> **Available records**
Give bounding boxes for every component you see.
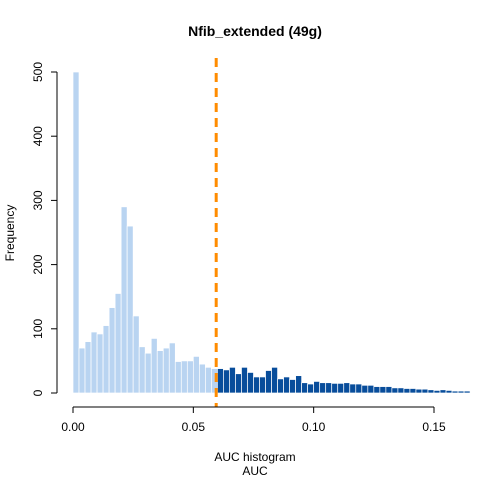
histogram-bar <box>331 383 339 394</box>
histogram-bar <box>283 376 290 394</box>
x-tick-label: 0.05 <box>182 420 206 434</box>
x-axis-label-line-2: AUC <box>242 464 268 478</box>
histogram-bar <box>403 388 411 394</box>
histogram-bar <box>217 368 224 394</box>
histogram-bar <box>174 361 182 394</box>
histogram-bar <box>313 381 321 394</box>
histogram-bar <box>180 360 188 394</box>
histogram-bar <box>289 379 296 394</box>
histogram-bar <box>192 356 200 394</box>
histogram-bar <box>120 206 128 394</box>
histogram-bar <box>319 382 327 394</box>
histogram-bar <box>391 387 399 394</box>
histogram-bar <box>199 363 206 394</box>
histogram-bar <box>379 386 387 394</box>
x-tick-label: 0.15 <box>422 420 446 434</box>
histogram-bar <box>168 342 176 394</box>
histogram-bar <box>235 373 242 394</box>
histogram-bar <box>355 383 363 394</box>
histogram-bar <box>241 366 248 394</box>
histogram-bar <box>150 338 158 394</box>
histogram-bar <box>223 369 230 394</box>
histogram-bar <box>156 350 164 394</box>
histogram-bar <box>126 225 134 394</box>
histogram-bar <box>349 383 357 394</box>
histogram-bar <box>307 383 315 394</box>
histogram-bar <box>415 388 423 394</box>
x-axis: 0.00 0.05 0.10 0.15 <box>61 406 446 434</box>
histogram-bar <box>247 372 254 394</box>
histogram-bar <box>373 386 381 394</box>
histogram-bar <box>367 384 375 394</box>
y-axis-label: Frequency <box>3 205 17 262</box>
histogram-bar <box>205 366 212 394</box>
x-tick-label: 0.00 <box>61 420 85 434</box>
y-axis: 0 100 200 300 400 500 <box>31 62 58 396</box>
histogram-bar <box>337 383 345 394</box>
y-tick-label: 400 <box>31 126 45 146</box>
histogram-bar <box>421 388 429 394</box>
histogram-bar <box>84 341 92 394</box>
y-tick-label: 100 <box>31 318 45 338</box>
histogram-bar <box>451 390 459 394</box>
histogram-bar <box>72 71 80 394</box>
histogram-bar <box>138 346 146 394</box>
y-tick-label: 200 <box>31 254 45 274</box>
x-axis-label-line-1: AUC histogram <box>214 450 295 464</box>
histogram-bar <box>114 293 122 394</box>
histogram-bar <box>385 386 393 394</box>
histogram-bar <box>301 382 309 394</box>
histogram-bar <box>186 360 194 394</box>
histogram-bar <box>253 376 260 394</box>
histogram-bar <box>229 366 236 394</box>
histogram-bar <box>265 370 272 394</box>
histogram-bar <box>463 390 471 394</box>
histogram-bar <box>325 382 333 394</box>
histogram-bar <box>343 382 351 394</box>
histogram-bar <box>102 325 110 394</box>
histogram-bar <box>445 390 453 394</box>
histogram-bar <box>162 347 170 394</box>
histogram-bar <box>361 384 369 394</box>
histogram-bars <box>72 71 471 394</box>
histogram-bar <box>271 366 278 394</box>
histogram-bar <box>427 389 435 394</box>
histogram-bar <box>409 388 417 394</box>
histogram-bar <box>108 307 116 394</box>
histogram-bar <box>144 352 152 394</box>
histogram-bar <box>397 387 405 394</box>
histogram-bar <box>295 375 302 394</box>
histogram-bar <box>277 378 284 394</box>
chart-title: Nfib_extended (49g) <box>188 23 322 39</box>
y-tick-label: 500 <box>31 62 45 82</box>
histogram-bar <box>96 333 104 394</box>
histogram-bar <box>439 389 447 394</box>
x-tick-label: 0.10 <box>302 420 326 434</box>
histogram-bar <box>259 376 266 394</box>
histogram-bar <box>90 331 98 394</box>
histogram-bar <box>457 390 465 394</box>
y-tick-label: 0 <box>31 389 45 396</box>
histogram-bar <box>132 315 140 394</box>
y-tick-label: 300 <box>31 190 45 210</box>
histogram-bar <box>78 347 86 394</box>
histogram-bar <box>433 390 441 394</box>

> **Objective**
Return every line above without changes, but leave the picture out.

> **Full solution**
Give bounding boxes for every component you see.
histogram-bar <box>331 383 339 394</box>
histogram-bar <box>283 376 290 394</box>
x-tick-label: 0.05 <box>182 420 206 434</box>
x-axis-label-line-2: AUC <box>242 464 268 478</box>
histogram-bar <box>403 388 411 394</box>
histogram-bar <box>217 368 224 394</box>
histogram-bar <box>174 361 182 394</box>
histogram-bar <box>313 381 321 394</box>
histogram-bar <box>180 360 188 394</box>
histogram-bar <box>289 379 296 394</box>
histogram-bar <box>192 356 200 394</box>
histogram-bar <box>120 206 128 394</box>
histogram-bar <box>319 382 327 394</box>
histogram-bar <box>391 387 399 394</box>
histogram-bar <box>199 363 206 394</box>
histogram-bar <box>379 386 387 394</box>
x-tick-label: 0.15 <box>422 420 446 434</box>
histogram-bar <box>168 342 176 394</box>
histogram-bar <box>235 373 242 394</box>
histogram-bar <box>355 383 363 394</box>
histogram-bar <box>241 366 248 394</box>
histogram-bar <box>150 338 158 394</box>
histogram-bar <box>223 369 230 394</box>
histogram-bar <box>156 350 164 394</box>
histogram-bar <box>126 225 134 394</box>
histogram-bar <box>349 383 357 394</box>
histogram-bar <box>307 383 315 394</box>
histogram-bar <box>415 388 423 394</box>
x-axis: 0.00 0.05 0.10 0.15 <box>61 406 446 434</box>
histogram-bar <box>247 372 254 394</box>
histogram-bar <box>373 386 381 394</box>
histogram-bar <box>367 384 375 394</box>
y-axis-label: Frequency <box>3 205 17 262</box>
histogram-bar <box>205 366 212 394</box>
x-tick-label: 0.00 <box>61 420 85 434</box>
y-axis: 0 100 200 300 400 500 <box>31 62 58 396</box>
histogram-bar <box>337 383 345 394</box>
y-tick-label: 400 <box>31 126 45 146</box>
histogram-bar <box>421 388 429 394</box>
histogram-bar <box>84 341 92 394</box>
y-tick-label: 100 <box>31 318 45 338</box>
histogram-bar <box>451 390 459 394</box>
histogram-bar <box>72 71 80 394</box>
histogram-bar <box>138 346 146 394</box>
y-tick-label: 200 <box>31 254 45 274</box>
x-axis-label-line-1: AUC histogram <box>214 450 295 464</box>
histogram-bar <box>114 293 122 394</box>
histogram-bar <box>385 386 393 394</box>
histogram-bar <box>301 382 309 394</box>
histogram-bar <box>186 360 194 394</box>
histogram-bar <box>253 376 260 394</box>
histogram-bar <box>229 366 236 394</box>
histogram-bar <box>265 370 272 394</box>
histogram-bar <box>463 390 471 394</box>
histogram-bar <box>325 382 333 394</box>
histogram-bar <box>343 382 351 394</box>
histogram-bar <box>102 325 110 394</box>
histogram-bar <box>445 390 453 394</box>
histogram-bar <box>162 347 170 394</box>
histogram-bar <box>361 384 369 394</box>
histogram-bars <box>72 71 471 394</box>
histogram-bar <box>271 366 278 394</box>
histogram-bar <box>427 389 435 394</box>
histogram-bar <box>409 388 417 394</box>
histogram-bar <box>108 307 116 394</box>
histogram-bar <box>144 352 152 394</box>
histogram-bar <box>397 387 405 394</box>
histogram-bar <box>295 375 302 394</box>
histogram-bar <box>277 378 284 394</box>
chart-title: Nfib_extended (49g) <box>188 23 322 39</box>
y-tick-label: 500 <box>31 62 45 82</box>
histogram-bar <box>96 333 104 394</box>
histogram-bar <box>439 389 447 394</box>
x-tick-label: 0.10 <box>302 420 326 434</box>
histogram-bar <box>259 376 266 394</box>
histogram-bar <box>90 331 98 394</box>
histogram-bar <box>457 390 465 394</box>
y-tick-label: 0 <box>31 389 45 396</box>
histogram-bar <box>132 315 140 394</box>
y-tick-label: 300 <box>31 190 45 210</box>
histogram-bar <box>78 347 86 394</box>
histogram-bar <box>433 390 441 394</box>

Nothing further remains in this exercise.